### Work required
Below are some records; reproduce every one of them exactly.

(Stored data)
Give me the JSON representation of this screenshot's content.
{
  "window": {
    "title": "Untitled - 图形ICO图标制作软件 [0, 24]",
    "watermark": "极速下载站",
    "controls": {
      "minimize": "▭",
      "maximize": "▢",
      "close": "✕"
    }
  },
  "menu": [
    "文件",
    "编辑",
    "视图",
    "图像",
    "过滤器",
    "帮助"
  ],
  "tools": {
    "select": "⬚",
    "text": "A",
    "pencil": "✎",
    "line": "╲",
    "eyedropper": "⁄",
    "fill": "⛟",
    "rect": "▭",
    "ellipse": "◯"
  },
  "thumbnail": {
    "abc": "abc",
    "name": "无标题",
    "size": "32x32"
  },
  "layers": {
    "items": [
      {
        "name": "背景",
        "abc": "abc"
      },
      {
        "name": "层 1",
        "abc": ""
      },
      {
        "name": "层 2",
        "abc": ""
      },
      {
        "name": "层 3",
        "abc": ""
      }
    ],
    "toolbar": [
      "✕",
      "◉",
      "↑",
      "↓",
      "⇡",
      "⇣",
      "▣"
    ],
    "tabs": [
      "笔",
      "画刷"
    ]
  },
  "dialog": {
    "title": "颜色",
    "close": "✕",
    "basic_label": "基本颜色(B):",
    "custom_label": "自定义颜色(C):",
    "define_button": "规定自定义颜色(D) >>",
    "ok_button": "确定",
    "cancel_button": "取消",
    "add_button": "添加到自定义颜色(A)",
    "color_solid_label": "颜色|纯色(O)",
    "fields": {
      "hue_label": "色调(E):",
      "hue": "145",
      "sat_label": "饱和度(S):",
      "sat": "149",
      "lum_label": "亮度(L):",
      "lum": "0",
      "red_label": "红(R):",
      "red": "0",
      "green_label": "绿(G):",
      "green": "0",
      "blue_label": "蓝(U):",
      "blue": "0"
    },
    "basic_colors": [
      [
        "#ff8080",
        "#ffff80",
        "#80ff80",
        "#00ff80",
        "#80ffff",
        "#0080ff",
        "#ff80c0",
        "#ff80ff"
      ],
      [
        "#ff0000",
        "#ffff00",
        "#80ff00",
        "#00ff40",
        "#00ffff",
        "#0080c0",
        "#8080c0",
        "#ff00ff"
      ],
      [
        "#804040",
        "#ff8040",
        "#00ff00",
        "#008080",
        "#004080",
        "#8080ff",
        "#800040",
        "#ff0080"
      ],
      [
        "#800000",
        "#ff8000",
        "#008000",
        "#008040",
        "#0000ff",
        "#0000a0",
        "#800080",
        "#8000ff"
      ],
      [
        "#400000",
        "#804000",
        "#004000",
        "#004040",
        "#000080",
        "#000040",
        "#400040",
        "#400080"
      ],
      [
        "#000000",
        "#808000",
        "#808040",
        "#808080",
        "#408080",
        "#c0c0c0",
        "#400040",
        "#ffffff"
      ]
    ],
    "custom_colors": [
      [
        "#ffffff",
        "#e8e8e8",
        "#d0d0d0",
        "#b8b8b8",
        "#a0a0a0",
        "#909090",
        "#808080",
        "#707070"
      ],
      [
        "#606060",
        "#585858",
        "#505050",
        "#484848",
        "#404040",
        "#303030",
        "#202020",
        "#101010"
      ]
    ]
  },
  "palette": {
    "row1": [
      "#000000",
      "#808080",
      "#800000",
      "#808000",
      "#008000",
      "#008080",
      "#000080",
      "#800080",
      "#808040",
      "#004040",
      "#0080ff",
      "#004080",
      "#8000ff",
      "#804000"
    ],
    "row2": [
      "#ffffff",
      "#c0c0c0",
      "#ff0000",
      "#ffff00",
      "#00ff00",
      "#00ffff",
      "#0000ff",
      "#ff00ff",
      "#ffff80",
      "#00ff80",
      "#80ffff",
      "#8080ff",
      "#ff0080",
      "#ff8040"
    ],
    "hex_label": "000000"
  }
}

### Exercise response
Give me the JSON representation of this screenshot's content.
{
  "window": {
    "title": "Untitled - 图形ICO图标制作软件 [0, 24]",
    "watermark": "极速下载站",
    "controls": {
      "minimize": "▭",
      "maximize": "▢",
      "close": "✕"
    }
  },
  "menu": [
    "文件",
    "编辑",
    "视图",
    "图像",
    "过滤器",
    "帮助"
  ],
  "tools": {
    "select": "⬚",
    "text": "A",
    "pencil": "✎",
    "line": "╲",
    "eyedropper": "⁄",
    "fill": "⛟",
    "rect": "▭",
    "ellipse": "◯"
  },
  "thumbnail": {
    "abc": "abc",
    "name": "无标题",
    "size": "32x32"
  },
  "layers": {
    "items": [
      {
        "name": "背景",
        "abc": "abc"
      },
      {
        "name": "层 1",
        "abc": ""
      },
      {
        "name": "层 2",
        "abc": ""
      },
      {
        "name": "层 3",
        "abc": ""
      }
    ],
    "toolbar": [
      "✕",
      "◉",
      "↑",
      "↓",
      "⇡",
      "⇣",
      "▣"
    ],
    "tabs": [
      "笔",
      "画刷"
    ]
  },
  "dialog": {
    "title": "颜色",
    "close": "✕",
    "basic_label": "基本颜色(B):",
    "custom_label": "自定义颜色(C):",
    "define_button": "规定自定义颜色(D) >>",
    "ok_button": "确定",
    "cancel_button": "取消",
    "add_button": "添加到自定义颜色(A)",
    "color_solid_label": "颜色|纯色(O)",
    "fields": {
      "hue_label": "色调(E):",
      "hue": "145",
      "sat_label": "饱和度(S):",
      "sat": "149",
      "lum_label": "亮度(L):",
      "lum": "0",
      "red_label": "红(R):",
      "red": "0",
      "green_label": "绿(G):",
      "green": "0",
      "blue_label": "蓝(U):",
      "blue": "0"
    },
    "basic_colors": [
      [
        "#ff8080",
        "#ffff80",
        "#80ff80",
        "#00ff80",
        "#80ffff",
        "#0080ff",
        "#ff80c0",
        "#ff80ff"
      ],
      [
        "#ff0000",
        "#ffff00",
        "#80ff00",
        "#00ff40",
        "#00ffff",
        "#0080c0",
        "#8080c0",
        "#ff00ff"
      ],
      [
        "#804040",
        "#ff8040",
        "#00ff00",
        "#008080",
        "#004080",
        "#8080ff",
        "#800040",
        "#ff0080"
      ],
      [
        "#800000",
        "#ff8000",
        "#008000",
        "#008040",
        "#0000ff",
        "#0000a0",
        "#800080",
        "#8000ff"
      ],
      [
        "#400000",
        "#804000",
        "#004000",
        "#004040",
        "#000080",
        "#000040",
        "#400040",
        "#400080"
      ],
      [
        "#000000",
        "#808000",
        "#808040",
        "#808080",
        "#408080",
        "#c0c0c0",
        "#400040",
        "#ffffff"
      ]
    ],
    "custom_colors": [
      [
        "#ffffff",
        "#e8e8e8",
        "#d0d0d0",
        "#b8b8b8",
        "#a0a0a0",
        "#909090",
        "#808080",
        "#707070"
      ],
      [
        "#606060",
        "#585858",
        "#505050",
        "#484848",
        "#404040",
        "#303030",
        "#202020",
        "#101010"
      ]
    ]
  },
  "palette": {
    "row1": [
      "#000000",
      "#808080",
      "#800000",
      "#808000",
      "#008000",
      "#008080",
      "#000080",
      "#800080",
      "#808040",
      "#004040",
      "#0080ff",
      "#004080",
      "#8000ff",
      "#804000"
    ],
    "row2": [
      "#ffffff",
      "#c0c0c0",
      "#ff0000",
      "#ffff00",
      "#00ff00",
      "#00ffff",
      "#0000ff",
      "#ff00ff",
      "#ffff80",
      "#00ff80",
      "#80ffff",
      "#8080ff",
      "#ff0080",
      "#ff8040"
    ],
    "hex_label": "000000"
  }
}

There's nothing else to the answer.